─── Data for processing ───

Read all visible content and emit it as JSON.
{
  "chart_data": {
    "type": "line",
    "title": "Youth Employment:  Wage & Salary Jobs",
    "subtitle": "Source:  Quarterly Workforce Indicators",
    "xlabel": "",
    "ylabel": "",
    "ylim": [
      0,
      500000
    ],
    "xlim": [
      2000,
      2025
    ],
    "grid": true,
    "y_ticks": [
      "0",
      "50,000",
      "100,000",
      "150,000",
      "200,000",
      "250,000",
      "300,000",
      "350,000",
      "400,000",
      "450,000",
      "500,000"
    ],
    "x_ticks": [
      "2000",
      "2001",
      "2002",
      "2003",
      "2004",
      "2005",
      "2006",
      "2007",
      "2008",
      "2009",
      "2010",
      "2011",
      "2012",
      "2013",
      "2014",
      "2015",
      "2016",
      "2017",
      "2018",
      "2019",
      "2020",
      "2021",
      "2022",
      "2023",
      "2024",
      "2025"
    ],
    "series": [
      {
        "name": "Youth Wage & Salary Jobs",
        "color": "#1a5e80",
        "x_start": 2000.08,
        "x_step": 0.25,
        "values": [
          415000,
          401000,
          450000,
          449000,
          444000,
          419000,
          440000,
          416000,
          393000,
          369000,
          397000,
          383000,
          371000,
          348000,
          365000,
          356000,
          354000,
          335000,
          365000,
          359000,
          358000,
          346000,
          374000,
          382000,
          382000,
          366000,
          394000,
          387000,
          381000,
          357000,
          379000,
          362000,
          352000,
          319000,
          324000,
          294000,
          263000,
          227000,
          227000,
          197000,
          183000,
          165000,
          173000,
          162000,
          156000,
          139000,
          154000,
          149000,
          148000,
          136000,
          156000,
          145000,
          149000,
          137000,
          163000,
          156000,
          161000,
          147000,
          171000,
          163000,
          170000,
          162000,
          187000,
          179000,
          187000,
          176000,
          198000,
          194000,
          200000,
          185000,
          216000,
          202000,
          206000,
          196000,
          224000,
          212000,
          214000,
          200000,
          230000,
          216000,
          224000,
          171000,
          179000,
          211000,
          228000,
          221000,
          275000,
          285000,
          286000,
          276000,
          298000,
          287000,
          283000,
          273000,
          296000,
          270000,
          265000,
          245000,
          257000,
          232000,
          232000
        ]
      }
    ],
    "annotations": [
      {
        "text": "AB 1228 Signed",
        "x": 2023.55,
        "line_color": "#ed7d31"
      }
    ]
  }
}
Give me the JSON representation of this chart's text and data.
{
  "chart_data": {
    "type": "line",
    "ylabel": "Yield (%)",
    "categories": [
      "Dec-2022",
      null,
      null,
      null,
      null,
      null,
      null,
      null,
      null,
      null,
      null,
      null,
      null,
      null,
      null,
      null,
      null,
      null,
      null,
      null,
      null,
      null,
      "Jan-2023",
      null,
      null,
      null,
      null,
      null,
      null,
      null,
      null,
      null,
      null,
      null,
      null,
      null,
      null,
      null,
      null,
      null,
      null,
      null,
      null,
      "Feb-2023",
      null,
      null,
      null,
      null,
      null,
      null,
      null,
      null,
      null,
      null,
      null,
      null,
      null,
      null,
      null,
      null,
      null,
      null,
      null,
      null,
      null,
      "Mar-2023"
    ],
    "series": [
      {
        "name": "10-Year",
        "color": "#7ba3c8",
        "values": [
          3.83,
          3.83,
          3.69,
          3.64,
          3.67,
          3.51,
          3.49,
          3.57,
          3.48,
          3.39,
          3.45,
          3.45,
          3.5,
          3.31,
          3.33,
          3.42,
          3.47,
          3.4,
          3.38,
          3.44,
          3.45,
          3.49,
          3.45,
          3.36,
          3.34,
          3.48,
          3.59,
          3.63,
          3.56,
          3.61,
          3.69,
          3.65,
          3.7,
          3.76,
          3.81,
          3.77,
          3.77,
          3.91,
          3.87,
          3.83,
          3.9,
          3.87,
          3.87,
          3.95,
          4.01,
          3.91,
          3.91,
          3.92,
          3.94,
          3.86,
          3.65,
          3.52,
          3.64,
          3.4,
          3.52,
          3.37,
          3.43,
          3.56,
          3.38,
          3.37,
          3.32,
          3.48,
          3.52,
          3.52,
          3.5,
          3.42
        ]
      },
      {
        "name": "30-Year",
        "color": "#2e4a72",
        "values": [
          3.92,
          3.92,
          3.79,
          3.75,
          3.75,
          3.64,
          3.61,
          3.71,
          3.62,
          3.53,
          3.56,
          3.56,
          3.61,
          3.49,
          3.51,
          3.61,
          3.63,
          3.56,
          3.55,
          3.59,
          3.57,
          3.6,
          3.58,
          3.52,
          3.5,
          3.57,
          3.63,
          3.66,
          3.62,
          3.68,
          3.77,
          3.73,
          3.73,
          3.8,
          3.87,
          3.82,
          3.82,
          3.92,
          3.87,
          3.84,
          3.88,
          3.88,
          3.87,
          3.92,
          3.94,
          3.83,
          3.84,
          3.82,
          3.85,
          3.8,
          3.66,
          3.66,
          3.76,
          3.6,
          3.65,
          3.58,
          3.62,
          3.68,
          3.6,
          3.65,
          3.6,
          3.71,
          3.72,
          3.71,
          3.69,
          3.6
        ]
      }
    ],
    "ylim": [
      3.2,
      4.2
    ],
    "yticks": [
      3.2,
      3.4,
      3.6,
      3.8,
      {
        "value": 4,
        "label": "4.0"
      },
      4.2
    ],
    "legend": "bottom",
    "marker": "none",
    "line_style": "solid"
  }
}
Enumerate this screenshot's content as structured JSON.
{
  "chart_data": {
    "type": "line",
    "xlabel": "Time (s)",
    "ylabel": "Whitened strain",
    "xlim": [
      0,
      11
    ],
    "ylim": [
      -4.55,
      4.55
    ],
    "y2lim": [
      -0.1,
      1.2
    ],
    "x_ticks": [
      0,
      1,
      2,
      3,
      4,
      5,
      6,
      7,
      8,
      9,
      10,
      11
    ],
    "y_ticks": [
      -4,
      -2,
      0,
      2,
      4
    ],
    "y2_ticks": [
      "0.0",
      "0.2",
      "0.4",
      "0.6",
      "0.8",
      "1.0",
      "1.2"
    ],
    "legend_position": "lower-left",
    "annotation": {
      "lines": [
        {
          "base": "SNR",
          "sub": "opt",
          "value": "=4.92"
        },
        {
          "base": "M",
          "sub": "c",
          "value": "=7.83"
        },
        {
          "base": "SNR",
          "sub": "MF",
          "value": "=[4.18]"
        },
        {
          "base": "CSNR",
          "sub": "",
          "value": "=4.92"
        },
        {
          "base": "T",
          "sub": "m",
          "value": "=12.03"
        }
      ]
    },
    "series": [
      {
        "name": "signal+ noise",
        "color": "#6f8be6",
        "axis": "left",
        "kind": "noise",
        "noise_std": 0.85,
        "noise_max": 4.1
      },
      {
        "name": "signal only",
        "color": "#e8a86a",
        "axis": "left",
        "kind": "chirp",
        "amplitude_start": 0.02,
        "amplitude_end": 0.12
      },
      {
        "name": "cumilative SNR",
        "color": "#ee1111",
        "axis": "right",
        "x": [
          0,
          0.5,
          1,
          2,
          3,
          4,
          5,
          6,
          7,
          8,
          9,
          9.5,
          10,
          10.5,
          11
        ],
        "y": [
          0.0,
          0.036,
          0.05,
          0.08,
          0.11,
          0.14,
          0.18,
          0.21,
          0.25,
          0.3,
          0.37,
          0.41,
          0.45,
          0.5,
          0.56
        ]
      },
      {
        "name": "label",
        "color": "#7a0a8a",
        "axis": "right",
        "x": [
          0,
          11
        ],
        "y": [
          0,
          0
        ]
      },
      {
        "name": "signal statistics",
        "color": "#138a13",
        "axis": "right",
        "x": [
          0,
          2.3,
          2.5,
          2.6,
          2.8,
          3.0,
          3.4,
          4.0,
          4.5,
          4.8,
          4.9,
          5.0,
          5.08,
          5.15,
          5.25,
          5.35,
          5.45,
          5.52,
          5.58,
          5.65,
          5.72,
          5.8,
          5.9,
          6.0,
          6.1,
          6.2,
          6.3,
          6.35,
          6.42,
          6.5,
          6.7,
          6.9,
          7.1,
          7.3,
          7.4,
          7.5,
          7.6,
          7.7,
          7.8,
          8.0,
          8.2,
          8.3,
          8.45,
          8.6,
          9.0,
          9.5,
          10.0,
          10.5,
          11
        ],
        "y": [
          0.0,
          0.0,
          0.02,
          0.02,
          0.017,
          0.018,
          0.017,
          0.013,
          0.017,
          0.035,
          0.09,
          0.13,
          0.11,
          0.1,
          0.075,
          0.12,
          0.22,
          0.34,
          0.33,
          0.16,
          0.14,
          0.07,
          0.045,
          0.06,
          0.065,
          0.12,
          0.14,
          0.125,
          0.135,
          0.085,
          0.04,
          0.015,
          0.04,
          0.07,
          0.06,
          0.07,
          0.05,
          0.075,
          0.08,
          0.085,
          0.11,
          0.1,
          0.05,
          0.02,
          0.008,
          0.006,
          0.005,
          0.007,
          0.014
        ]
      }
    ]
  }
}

───

■ Written request
For this exercise, gather every line of the data that contains the word "name".

■ Full response
        "name": "Youth Wage & Salary Jobs",
        "name": "10-Year",
        "name": "30-Year",
        "name": "signal+ noise",
        "name": "signal only",
        "name": "cumilative SNR",
        "name": "label",
        "name": "signal statistics",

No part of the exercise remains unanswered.